→ DIRECTIVE
Reproduce every one of the records below word for word, leaving out the pictures.

→ SUPPLIED MATERIAL

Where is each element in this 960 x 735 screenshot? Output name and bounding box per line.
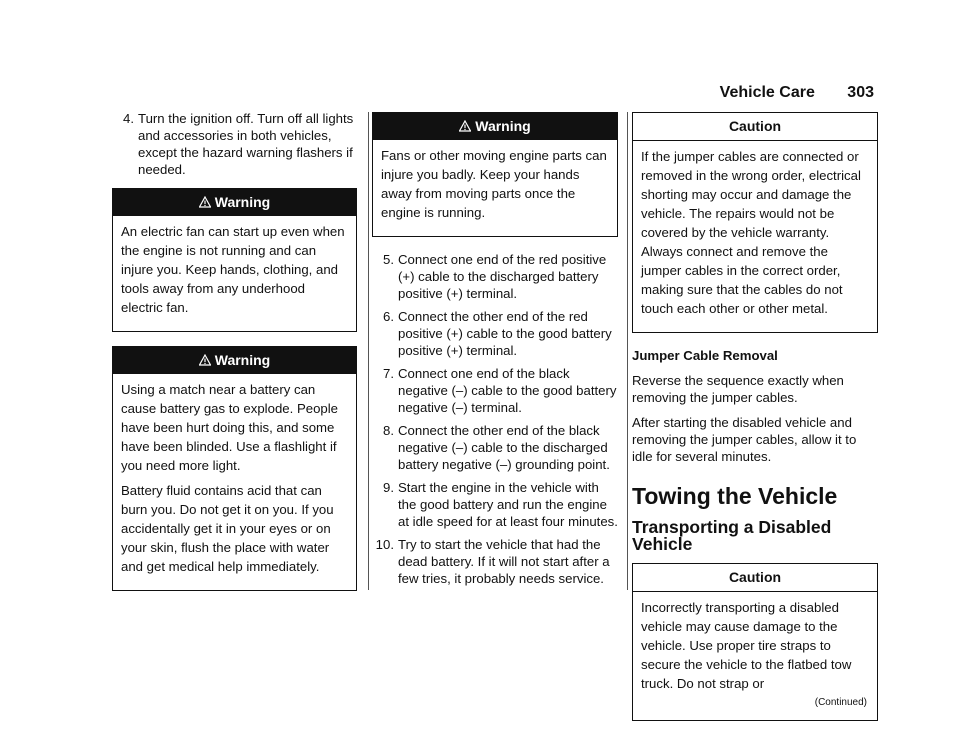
paragraph: After starting the disabled vehicle and removing the jumper cables, allow it to idle for several minutes. [632,415,857,464]
step-number: 8. [383,423,394,438]
caution-text: Incorrectly transporting a disabled vehicle may cause damage to the vehicle. Use proper tire straps to secure the vehicle to the flatbed tow truck. Do not strap or [641,600,852,691]
subsection-heading: Transporting a Disabled Vehicle [632,517,832,554]
step-number: 10. [375,537,394,552]
warning-title: Warning [214,194,271,210]
warning-box-battery [112,346,357,591]
step-text: Connect one end of the red positive (+) cable to the discharged battery positive (+) terminal. [398,252,607,301]
step-item [372,422,618,473]
page-number: 303 [847,84,874,101]
warning-triangle-icon [199,354,211,366]
warning-text-2: Battery fluid contains acid that can burn you. Do not get it on you. If you accidentally get it in your eyes or on your skin, flush the place with water and get medical help immediately. [121,483,334,574]
step-text: Try to start the vehicle that had the dead battery. If it will not start after a few tries, it probably needs service. [398,537,610,586]
warning-header [113,189,356,216]
caution-body [633,141,877,332]
column-divider-1 [368,112,369,590]
column-1 [112,110,357,605]
warning-text: Fans or other moving engine parts can injure you badly. Keep your hands away from moving parts once the engine is running. [381,148,607,220]
step-number: 7. [383,366,394,381]
warning-title: Warning [214,352,271,368]
step-item [372,308,618,359]
warning-box-moving-parts [372,112,618,237]
warning-body [373,140,617,236]
step-item [112,110,357,178]
continued-label: (Continued) [814,697,867,708]
warning-header [113,347,356,374]
step-item [372,536,618,587]
caution-box-jumper [632,112,878,333]
step-number: 4. [123,111,134,126]
step-text: Connect the other end of the black negative (–) cable to the discharged battery negative (–) grounding point. [398,423,610,472]
caution-box-transport [632,563,878,721]
caution-header: Caution [633,564,877,592]
warning-triangle-icon [459,120,471,132]
caution-text: If the jumper cables are connected or removed in the wrong order, electrical shorting may occur and damage the vehicle. The repairs would not be covered by the vehicle warranty. Always connect and remove the jumper cables in the correct order, making sure that the cables do not touch each other or other metal. [641,149,861,316]
warning-triangle-icon [199,196,211,208]
step-text: Connect the other end of the red positive (+) cable to the good battery positive (+) terminal. [398,309,612,358]
warning-body [113,374,356,590]
column-divider-2 [627,112,628,590]
paragraph: Reverse the sequence exactly when removing the jumper cables. [632,373,844,405]
section-title: Vehicle Care [719,84,815,101]
warning-header [373,113,617,140]
column-3 [632,110,878,735]
warning-text: An electric fan can start up even when the engine is not running and can injure you. Keep hands, clothing, and tools away from any underhood electric fan. [121,224,345,315]
section-heading: Towing the Vehicle [632,483,838,509]
subsection-title: Jumper Cable Removal [632,348,778,363]
step-item [372,251,618,302]
step-text: Start the engine in the vehicle with the good battery and run the engine at idle speed for at least four minutes. [398,480,618,529]
step-number: 9. [383,480,394,495]
warning-text-1: Using a match near a battery can cause battery gas to explode. People have been hurt doing this, and some have been blinded. Use a flashlight if you need more light. [121,382,339,473]
warning-body [113,216,356,331]
step-number: 5. [383,252,394,267]
caution-header: Caution [633,113,877,141]
page-header [720,84,874,102]
step-number: 6. [383,309,394,324]
column-2 [372,110,618,593]
step-item [372,365,618,416]
step-text: Turn the ignition off. Turn off all lights and accessories in both vehicles, except the hazard warning flashers if needed. [138,111,354,177]
caution-body [633,592,877,720]
warning-box-fan [112,188,357,332]
step-text: Connect one end of the black negative (–) cable to the good battery negative (–) terminal. [398,366,617,415]
warning-title: Warning [475,118,531,134]
step-item [372,479,618,530]
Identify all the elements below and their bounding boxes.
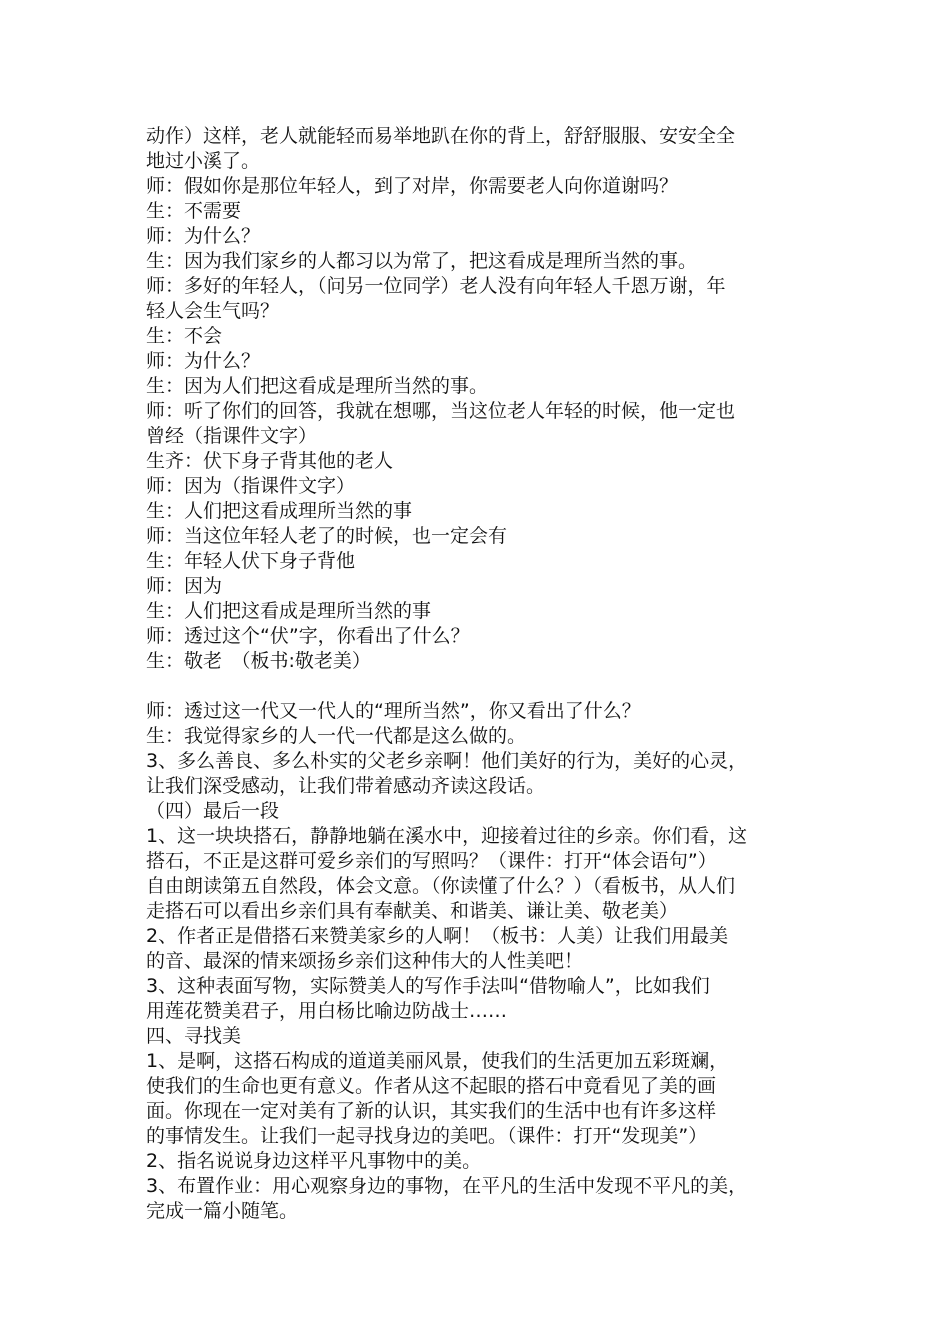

→ EXPECTED OUTPUT
Where is each element in this 960 x 735 screenshot? Output name and bounding box per line.
paragraph: After starting the disabled vehicle and removing the jumper cables, allow it to idle for several minutes. [632,415,857,464]
step-number: 8. [383,423,394,438]
caution-text: Incorrectly transporting a disabled vehicle may cause damage to the vehicle. Use proper tire straps to secure the vehicle to the flatbed tow truck. Do not strap or [641,600,852,691]
subsection-heading: Transporting a Disabled Vehicle [632,517,832,554]
step-number: 10. [375,537,394,552]
warning-title: Warning [214,194,271,210]
warning-box-battery [112,346,357,591]
step-text: Connect one end of the red positive (+) cable to the discharged battery positive (+) terminal. [398,252,607,301]
step-item [372,422,618,473]
page-number: 303 [847,84,874,101]
warning-triangle-icon [199,354,211,366]
warning-text-2: Battery fluid contains acid that can burn you. Do not get it on you. If you accidentally get it in your eyes or on your skin, flush the place with water and get medical help immediately. [121,483,334,574]
step-text: Try to start the vehicle that had the dead battery. If it will not start after a few tries, it probably needs service. [398,537,610,586]
warning-header [113,189,356,216]
caution-body [633,141,877,332]
column-divider-1 [368,112,369,590]
column-1 [112,110,357,605]
warning-text: Fans or other moving engine parts can injure you badly. Keep your hands away from moving parts once the engine is running. [381,148,607,220]
step-number: 7. [383,366,394,381]
warning-title: Warning [214,352,271,368]
step-item [372,308,618,359]
warning-box-moving-parts [372,112,618,237]
warning-body [373,140,617,236]
step-item [112,110,357,178]
continued-label: (Continued) [814,697,867,708]
warning-header [113,347,356,374]
step-item [372,536,618,587]
caution-box-jumper [632,112,878,333]
step-number: 4. [123,111,134,126]
step-text: Connect the other end of the black negative (–) cable to the discharged battery negative (–) grounding point. [398,423,610,472]
caution-box-transport [632,563,878,721]
caution-header: Caution [633,564,877,592]
warning-triangle-icon [459,120,471,132]
caution-text: If the jumper cables are connected or removed in the wrong order, electrical shorting may occur and damage the vehicle. The repairs would not be covered by the vehicle warranty. Always connect and remove the jumper cables in the correct order, making sure that the cables do not touch each other or other metal. [641,149,861,316]
warning-triangle-icon [199,196,211,208]
step-text: Connect the other end of the red positive (+) cable to the good battery positive (+) terminal. [398,309,612,358]
warning-body [113,374,356,590]
column-divider-2 [627,112,628,590]
paragraph: Reverse the sequence exactly when removing the jumper cables. [632,373,844,405]
section-title: Vehicle Care [719,84,815,101]
warning-header [373,113,617,140]
column-3 [632,110,878,735]
warning-text: An electric fan can start up even when the engine is not running and can injure you. Keep hands, clothing, and tools away from any underhood electric fan. [121,224,345,315]
section-heading: Towing the Vehicle [632,483,838,509]
subsection-title: Jumper Cable Removal [632,348,778,363]
step-item [372,251,618,302]
step-text: Start the engine in the vehicle with the good battery and run the engine at idle speed for at least four minutes. [398,480,618,529]
step-number: 9. [383,480,394,495]
warning-text-1: Using a match near a battery can cause battery gas to explode. People have been hurt doing this, and some have been blinded. Use a flashlight if you need more light. [121,382,339,473]
warning-body [113,216,356,331]
step-number: 5. [383,252,394,267]
caution-header: Caution [633,113,877,141]
page-header [720,84,874,102]
step-number: 6. [383,309,394,324]
column-2 [372,110,618,593]
step-item [372,365,618,416]
step-text: Turn the ignition off. Turn off all lights and accessories in both vehicles, except the hazard warning flashers if needed. [138,111,354,177]
caution-body [633,592,877,720]
warning-box-fan [112,188,357,332]
step-text: Connect one end of the black negative (–) cable to the good battery negative (–) terminal. [398,366,617,415]
warning-title: Warning [475,118,531,134]
step-item [372,479,618,530]
Identify all the elements below and their bounding boxes.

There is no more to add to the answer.